Here are records with pictures in them. Copy all of them exactly and leave the pictures out.

§ §

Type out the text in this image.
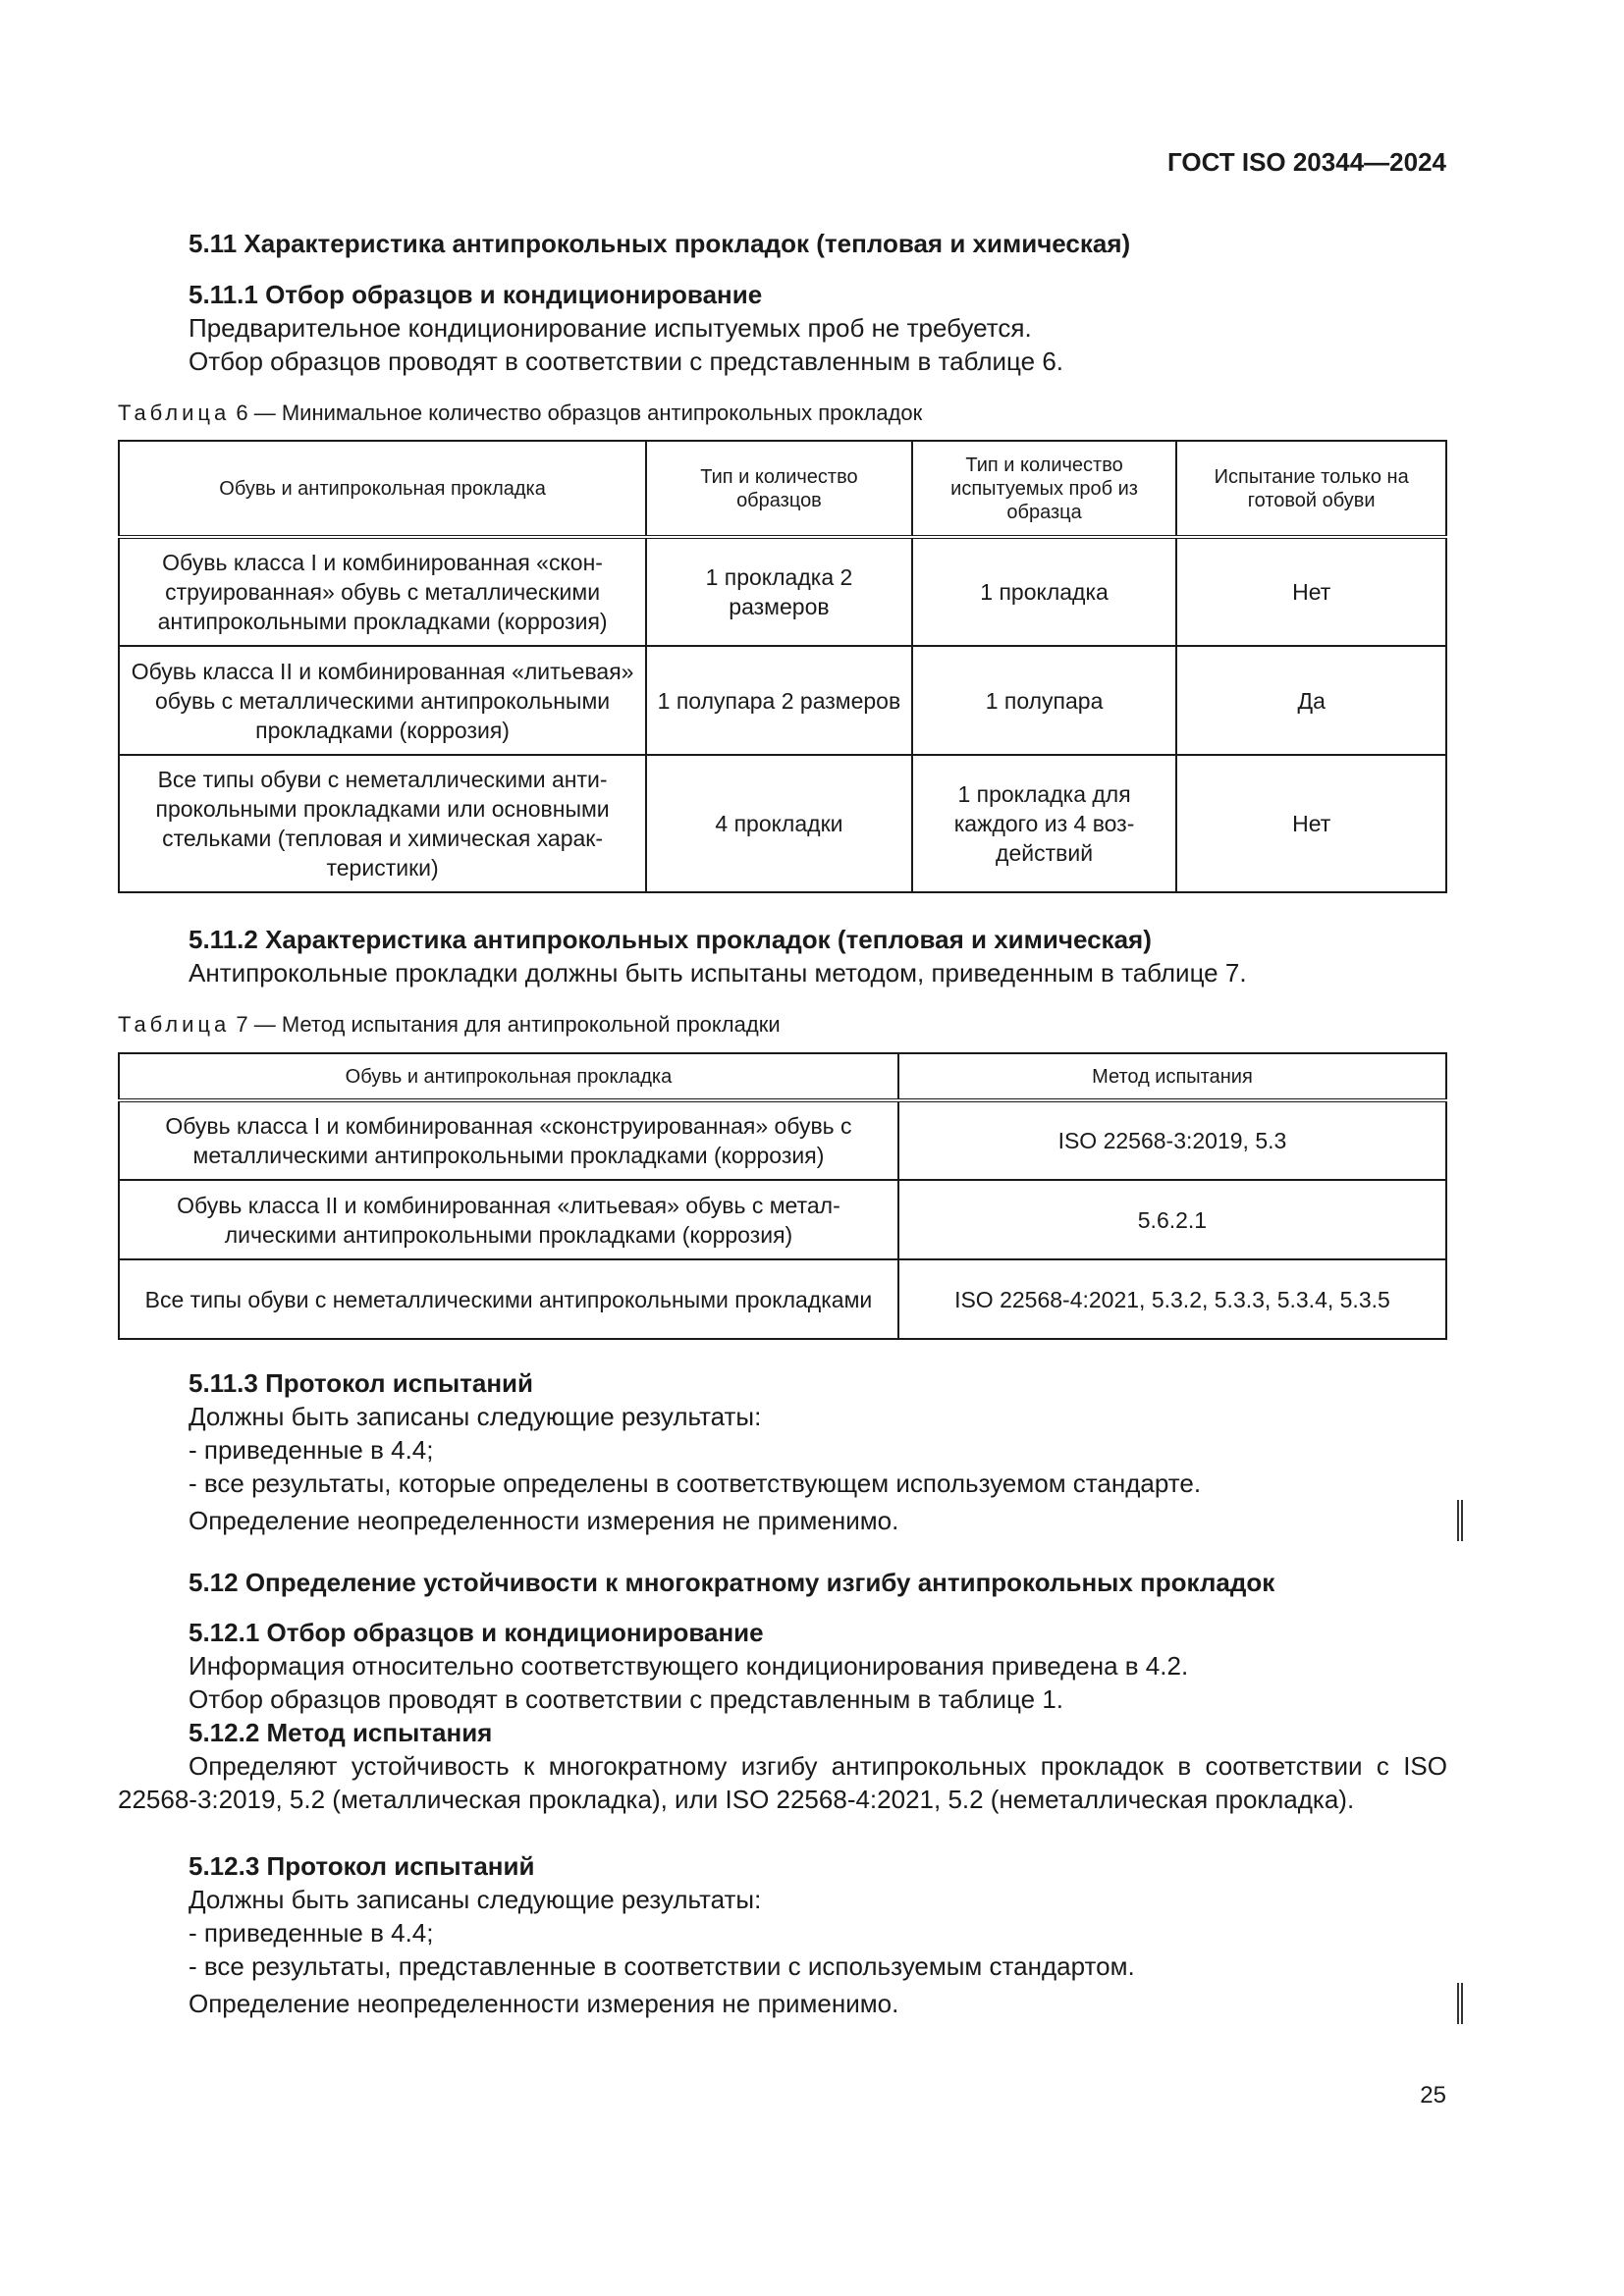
ГОСТ ISO 20344—2024
5.11 Характеристика антипрокольных прокладок (тепловая и химическая)
5.11.1 Отбор образцов и кондиционирование
Предварительное кондиционирование испытуемых проб не требуется.
Отбор образцов проводят в соответствии с представленным в таблице 6.
Таблица 6 — Минимальное количество образцов антипрокольных прокладок
Обувь и антипрокольная прокладка	Тип и количество образцов	Тип и количество испытуемых проб из образца	Испытание только на готовой обуви
Обувь класса I и комбинированная «сконструированная» обувь с металлическими антипрокольными прокладками (коррозия)	1 прокладка 2 размеров	1 прокладка	Нет
Обувь класса II и комбинированная «литьевая» обувь с металлическими антипрокольными прокладками (коррозия)	1 полупара 2 размеров	1 полупара	Да
Все типы обуви с неметаллическими антипрокольными прокладками или основными стельками (тепловая и химическая характеристики)	4 прокладки	1 прокладка для каждого из 4 воздействий	Нет
5.11.2 Характеристика антипрокольных прокладок (тепловая и химическая)
Антипрокольные прокладки должны быть испытаны методом, приведенным в таблице 7.
Таблица 7 — Метод испытания для антипрокольной прокладки
Обувь и антипрокольная прокладка	Метод испытания
Обувь класса I и комбинированная «сконструированная» обувь с металлическими антипрокольными прокладками (коррозия)	ISO 22568-3:2019, 5.3
Обувь класса II и комбинированная «литьевая» обувь с металлическими антипрокольными прокладками (коррозия)	5.6.2.1
Все типы обуви с неметаллическими антипрокольными прокладками	ISO 22568-4:2021, 5.3.2, 5.3.3, 5.3.4, 5.3.5
5.11.3 Протокол испытаний
Должны быть записаны следующие результаты:
- приведенные в 4.4;
- все результаты, которые определены в соответствующем используемом стандарте.
Определение неопределенности измерения не применимо.
5.12 Определение устойчивости к многократному изгибу антипрокольных прокладок
5.12.1 Отбор образцов и кондиционирование
Информация относительно соответствующего кондиционирования приведена в 4.2.
Отбор образцов проводят в соответствии с представленным в таблице 1.
5.12.2 Метод испытания
Определяют устойчивость к многократному изгибу антипрокольных прокладок в соответствии с ISO 22568-3:2019, 5.2 (металлическая прокладка), или ISO 22568-4:2021, 5.2 (неметаллическая прокладка).
5.12.3 Протокол испытаний
Должны быть записаны следующие результаты:
- приведенные в 4.4;
- все результаты, представленные в соответствии с используемым стандартом.
Определение неопределенности измерения не применимо.
25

§ §

Exercise answer:
Type out the text in this image.
ГОСТ ISO 20344—2024
5.11 Характеристика антипрокольных прокладок (тепловая и химическая)
5.11.1 Отбор образцов и кондиционирование
Предварительное кондиционирование испытуемых проб не требуется.
Отбор образцов проводят в соответствии с представленным в таблице 6.
Таблица 6 — Минимальное количество образцов антипрокольных прокладок
Обувь и антипрокольная прокладка	Тип и количество образцов	Тип и количество испытуемых проб из образца	Испытание только на готовой обуви
Обувь класса I и комбинированная «сконструированная» обувь с металлическими антипрокольными прокладками (коррозия)	1 прокладка 2 размеров	1 прокладка	Нет
Обувь класса II и комбинированная «литьевая» обувь с металлическими антипрокольными прокладками (коррозия)	1 полупара 2 размеров	1 полупара	Да
Все типы обуви с неметаллическими антипрокольными прокладками или основными стельками (тепловая и химическая характеристики)	4 прокладки	1 прокладка для каждого из 4 воздействий	Нет
5.11.2 Характеристика антипрокольных прокладок (тепловая и химическая)
Антипрокольные прокладки должны быть испытаны методом, приведенным в таблице 7.
Таблица 7 — Метод испытания для антипрокольной прокладки
Обувь и антипрокольная прокладка	Метод испытания
Обувь класса I и комбинированная «сконструированная» обувь с металлическими антипрокольными прокладками (коррозия)	ISO 22568-3:2019, 5.3
Обувь класса II и комбинированная «литьевая» обувь с металлическими антипрокольными прокладками (коррозия)	5.6.2.1
Все типы обуви с неметаллическими антипрокольными прокладками	ISO 22568-4:2021, 5.3.2, 5.3.3, 5.3.4, 5.3.5
5.11.3 Протокол испытаний
Должны быть записаны следующие результаты:
- приведенные в 4.4;
- все результаты, которые определены в соответствующем используемом стандарте.
Определение неопределенности измерения не применимо.
5.12 Определение устойчивости к многократному изгибу антипрокольных прокладок
5.12.1 Отбор образцов и кондиционирование
Информация относительно соответствующего кондиционирования приведена в 4.2.
Отбор образцов проводят в соответствии с представленным в таблице 1.
5.12.2 Метод испытания
Определяют устойчивость к многократному изгибу антипрокольных прокладок в соответствии с ISO 22568-3:2019, 5.2 (металлическая прокладка), или ISO 22568-4:2021, 5.2 (неметаллическая прокладка).
5.12.3 Протокол испытаний
Должны быть записаны следующие результаты:
- приведенные в 4.4;
- все результаты, представленные в соответствии с используемым стандартом.
Определение неопределенности измерения не применимо.
25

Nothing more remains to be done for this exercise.